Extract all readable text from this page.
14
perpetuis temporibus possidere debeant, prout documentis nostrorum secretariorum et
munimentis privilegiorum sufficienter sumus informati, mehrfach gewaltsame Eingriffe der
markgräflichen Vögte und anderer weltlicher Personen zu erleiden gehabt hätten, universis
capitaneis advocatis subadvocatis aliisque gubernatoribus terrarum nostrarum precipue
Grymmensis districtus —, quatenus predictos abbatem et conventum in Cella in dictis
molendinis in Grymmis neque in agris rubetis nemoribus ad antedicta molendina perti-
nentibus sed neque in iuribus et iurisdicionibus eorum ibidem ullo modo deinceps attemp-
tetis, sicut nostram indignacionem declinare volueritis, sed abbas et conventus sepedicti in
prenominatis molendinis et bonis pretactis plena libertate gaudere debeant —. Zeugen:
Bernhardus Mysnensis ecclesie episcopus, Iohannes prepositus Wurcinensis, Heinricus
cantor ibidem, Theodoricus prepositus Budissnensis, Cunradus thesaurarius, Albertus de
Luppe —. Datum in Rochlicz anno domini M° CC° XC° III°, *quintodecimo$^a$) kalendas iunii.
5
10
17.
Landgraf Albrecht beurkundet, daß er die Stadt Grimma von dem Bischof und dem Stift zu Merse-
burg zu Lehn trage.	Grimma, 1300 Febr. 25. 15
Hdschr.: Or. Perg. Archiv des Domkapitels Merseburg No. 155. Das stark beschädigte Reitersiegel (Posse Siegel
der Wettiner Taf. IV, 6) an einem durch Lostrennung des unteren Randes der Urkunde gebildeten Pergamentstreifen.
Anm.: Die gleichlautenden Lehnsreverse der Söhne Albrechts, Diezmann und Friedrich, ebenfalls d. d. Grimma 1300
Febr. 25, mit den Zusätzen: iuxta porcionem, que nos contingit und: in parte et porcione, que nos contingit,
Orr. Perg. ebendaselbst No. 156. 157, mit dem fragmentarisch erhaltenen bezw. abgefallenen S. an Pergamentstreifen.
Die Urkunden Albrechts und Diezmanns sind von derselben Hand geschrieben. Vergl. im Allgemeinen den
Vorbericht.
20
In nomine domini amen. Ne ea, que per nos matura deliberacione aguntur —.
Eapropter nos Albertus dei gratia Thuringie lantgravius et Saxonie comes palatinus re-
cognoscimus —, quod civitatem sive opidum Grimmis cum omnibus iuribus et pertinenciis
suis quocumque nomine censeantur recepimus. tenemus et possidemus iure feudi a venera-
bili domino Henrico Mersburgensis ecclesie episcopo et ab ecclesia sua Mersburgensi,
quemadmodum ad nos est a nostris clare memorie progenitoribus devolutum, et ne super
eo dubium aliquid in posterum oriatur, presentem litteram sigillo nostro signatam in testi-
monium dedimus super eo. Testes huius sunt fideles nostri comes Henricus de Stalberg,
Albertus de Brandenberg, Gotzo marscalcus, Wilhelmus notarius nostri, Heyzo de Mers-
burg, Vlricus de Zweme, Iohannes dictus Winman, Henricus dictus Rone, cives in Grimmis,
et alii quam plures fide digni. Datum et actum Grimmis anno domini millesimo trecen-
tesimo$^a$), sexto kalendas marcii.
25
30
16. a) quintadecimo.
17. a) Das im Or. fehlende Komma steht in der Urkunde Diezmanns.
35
◇ ◇ ◇ ◇
> **Problem description**:
Every line that holds the string "ecclesie" should be returned.

> **Response for this exercise**:
Bernhardus Mysnensis ecclesie episcopus, Iohannes prepositus Wurcinensis, Heinricus
bili domino Henrico Mersburgensis ecclesie episcopo et ab ecclesia sua Mersburgensi,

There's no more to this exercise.